-- start of PROVIDED ENTRIES --

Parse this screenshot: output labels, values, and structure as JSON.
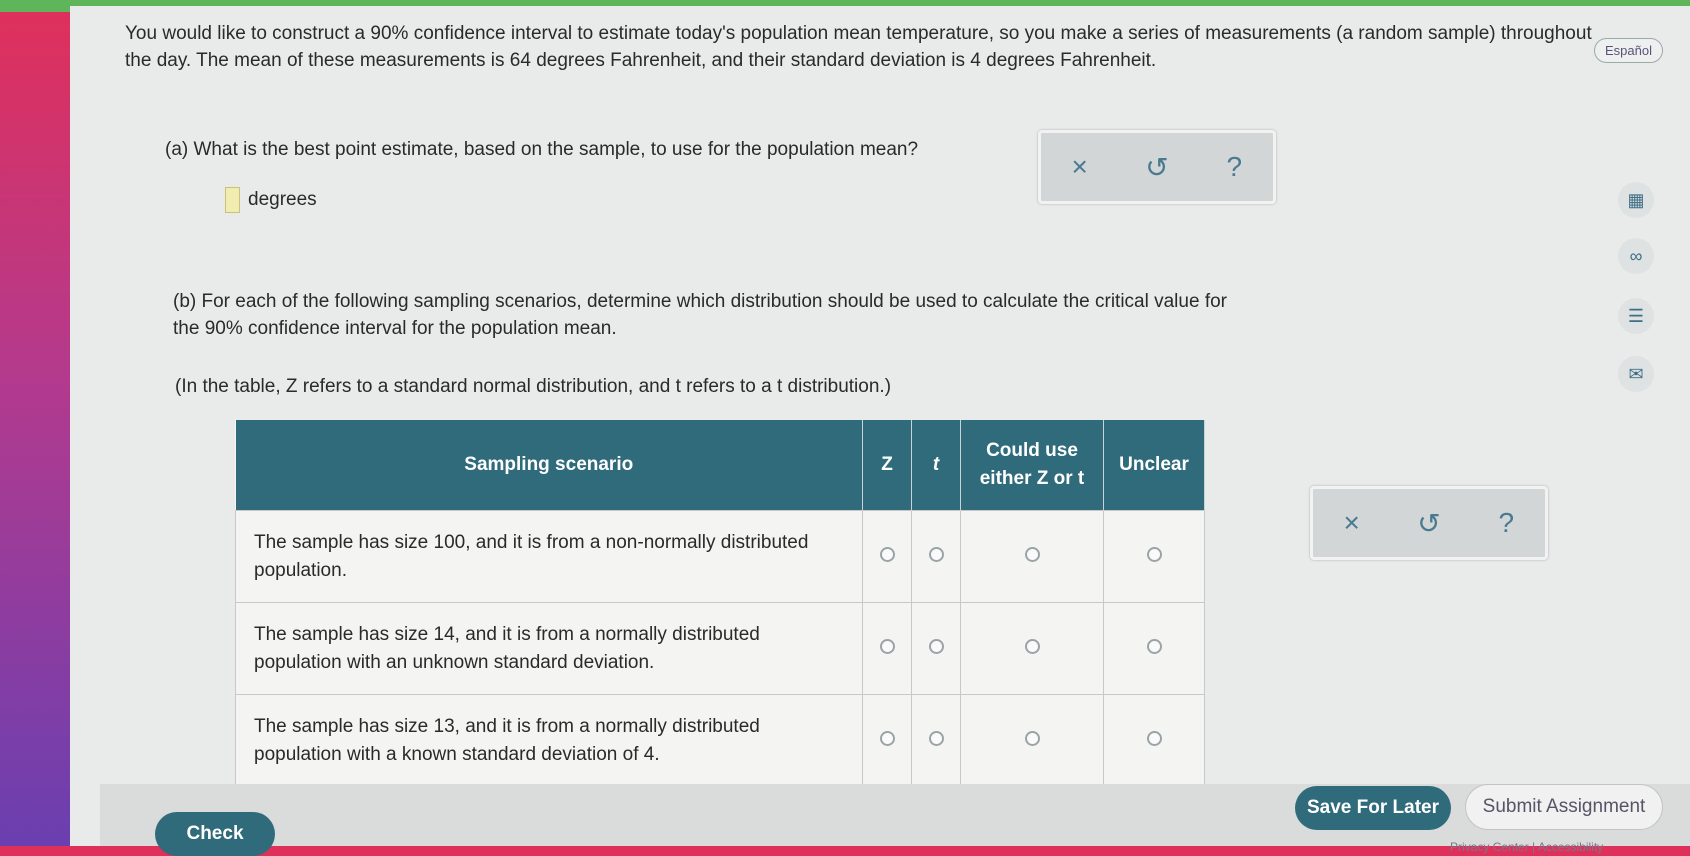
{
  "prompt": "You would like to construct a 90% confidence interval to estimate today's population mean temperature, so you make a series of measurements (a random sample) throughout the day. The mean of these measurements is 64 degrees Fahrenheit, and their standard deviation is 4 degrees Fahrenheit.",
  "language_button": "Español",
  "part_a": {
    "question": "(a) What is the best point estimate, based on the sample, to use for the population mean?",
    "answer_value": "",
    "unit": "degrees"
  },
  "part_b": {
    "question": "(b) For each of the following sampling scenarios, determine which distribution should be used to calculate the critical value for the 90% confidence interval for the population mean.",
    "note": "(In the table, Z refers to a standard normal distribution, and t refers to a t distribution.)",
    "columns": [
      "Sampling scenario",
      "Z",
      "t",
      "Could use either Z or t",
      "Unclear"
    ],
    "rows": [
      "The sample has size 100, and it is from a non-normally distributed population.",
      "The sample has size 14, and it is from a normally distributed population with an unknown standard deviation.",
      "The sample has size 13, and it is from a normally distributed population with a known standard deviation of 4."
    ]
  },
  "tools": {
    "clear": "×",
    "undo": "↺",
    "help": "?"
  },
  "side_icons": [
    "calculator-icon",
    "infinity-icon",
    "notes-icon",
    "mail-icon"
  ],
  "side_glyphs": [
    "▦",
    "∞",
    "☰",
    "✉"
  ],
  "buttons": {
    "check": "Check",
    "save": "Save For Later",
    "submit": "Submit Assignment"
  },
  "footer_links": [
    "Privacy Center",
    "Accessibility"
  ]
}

-- end of PROVIDED ENTRIES --
-- start of PROVIDED ENTRIES --

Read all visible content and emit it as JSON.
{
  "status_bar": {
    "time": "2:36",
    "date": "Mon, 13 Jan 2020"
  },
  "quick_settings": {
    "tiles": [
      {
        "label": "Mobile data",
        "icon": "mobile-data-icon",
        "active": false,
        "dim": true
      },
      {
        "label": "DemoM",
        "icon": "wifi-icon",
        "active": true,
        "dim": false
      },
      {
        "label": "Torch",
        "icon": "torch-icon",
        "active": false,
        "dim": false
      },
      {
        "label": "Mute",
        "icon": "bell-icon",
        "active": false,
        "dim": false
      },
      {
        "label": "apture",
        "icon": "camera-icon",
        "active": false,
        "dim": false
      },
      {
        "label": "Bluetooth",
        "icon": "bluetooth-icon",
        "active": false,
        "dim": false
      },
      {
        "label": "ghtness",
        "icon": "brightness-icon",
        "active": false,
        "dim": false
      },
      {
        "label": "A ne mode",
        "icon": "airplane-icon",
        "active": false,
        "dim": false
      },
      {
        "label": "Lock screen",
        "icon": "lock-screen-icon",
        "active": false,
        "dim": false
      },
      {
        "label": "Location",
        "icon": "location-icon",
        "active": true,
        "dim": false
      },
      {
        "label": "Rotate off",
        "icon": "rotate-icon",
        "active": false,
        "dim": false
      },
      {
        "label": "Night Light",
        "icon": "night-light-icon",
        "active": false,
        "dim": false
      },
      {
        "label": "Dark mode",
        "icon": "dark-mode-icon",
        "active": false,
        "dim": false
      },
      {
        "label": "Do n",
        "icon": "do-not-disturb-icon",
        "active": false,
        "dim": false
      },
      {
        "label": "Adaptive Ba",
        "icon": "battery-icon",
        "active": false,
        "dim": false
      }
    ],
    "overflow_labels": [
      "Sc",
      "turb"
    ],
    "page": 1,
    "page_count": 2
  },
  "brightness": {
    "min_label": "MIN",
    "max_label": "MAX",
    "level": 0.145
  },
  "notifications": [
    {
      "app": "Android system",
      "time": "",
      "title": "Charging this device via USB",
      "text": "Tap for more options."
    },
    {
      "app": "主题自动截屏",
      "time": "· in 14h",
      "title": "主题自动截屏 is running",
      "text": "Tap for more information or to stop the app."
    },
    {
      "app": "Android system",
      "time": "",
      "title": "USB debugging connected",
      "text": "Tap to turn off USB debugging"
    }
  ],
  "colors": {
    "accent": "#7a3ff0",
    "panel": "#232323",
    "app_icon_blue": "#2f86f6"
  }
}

-- end of PROVIDED ENTRIES --
-- start of PROVIDED ENTRIES --

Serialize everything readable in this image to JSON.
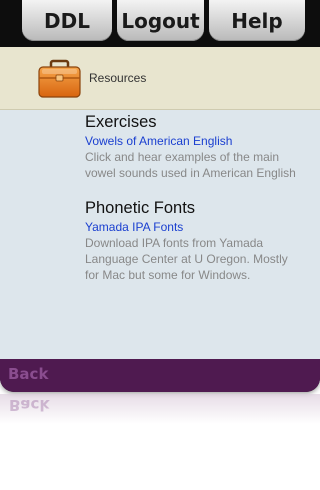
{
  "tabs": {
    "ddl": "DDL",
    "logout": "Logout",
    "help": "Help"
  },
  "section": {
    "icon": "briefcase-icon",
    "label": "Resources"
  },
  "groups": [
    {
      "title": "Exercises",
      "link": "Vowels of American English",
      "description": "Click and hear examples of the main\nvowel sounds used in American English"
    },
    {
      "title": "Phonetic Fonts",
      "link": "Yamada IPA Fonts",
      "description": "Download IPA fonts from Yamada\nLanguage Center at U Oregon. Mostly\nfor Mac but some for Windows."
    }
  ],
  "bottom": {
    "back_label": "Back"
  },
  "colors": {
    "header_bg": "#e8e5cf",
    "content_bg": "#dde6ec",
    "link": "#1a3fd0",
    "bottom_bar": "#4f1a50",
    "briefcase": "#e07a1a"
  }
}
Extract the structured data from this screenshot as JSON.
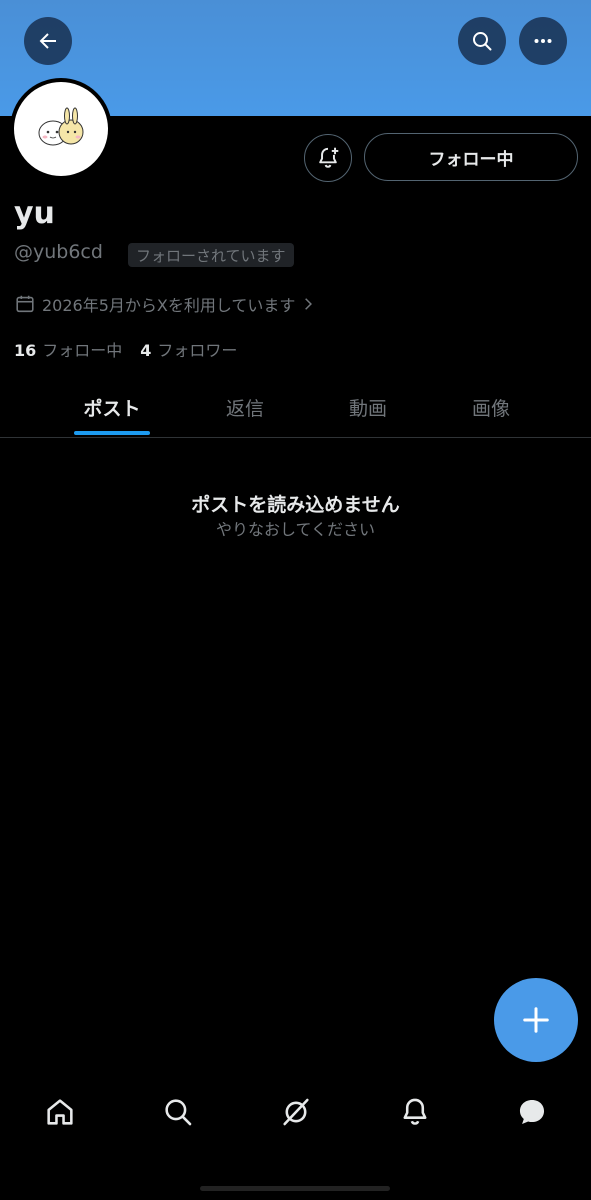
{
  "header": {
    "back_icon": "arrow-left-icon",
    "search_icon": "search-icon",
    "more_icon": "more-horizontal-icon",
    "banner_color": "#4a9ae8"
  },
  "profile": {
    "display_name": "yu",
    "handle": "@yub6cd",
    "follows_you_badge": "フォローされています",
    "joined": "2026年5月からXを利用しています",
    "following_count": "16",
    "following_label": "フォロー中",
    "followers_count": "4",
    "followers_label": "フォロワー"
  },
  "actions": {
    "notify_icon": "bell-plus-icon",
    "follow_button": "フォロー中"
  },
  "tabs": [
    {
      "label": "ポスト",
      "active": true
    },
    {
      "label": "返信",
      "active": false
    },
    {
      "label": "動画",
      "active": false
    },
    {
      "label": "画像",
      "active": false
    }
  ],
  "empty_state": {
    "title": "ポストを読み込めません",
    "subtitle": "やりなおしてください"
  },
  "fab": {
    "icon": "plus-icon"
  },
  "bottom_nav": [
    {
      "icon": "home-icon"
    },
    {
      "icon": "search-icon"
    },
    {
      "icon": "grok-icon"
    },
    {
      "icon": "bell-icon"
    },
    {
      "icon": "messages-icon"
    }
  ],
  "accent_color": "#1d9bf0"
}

-- end of PROVIDED ENTRIES --

PROBLEM —
Look for the word "screenshot" in every line of the listing and copy the lines that have it.

RESPONSE —
Parse this screenshot: output labels, values, and structure as JSON.
Extract the structured data from this screenshot as JSON.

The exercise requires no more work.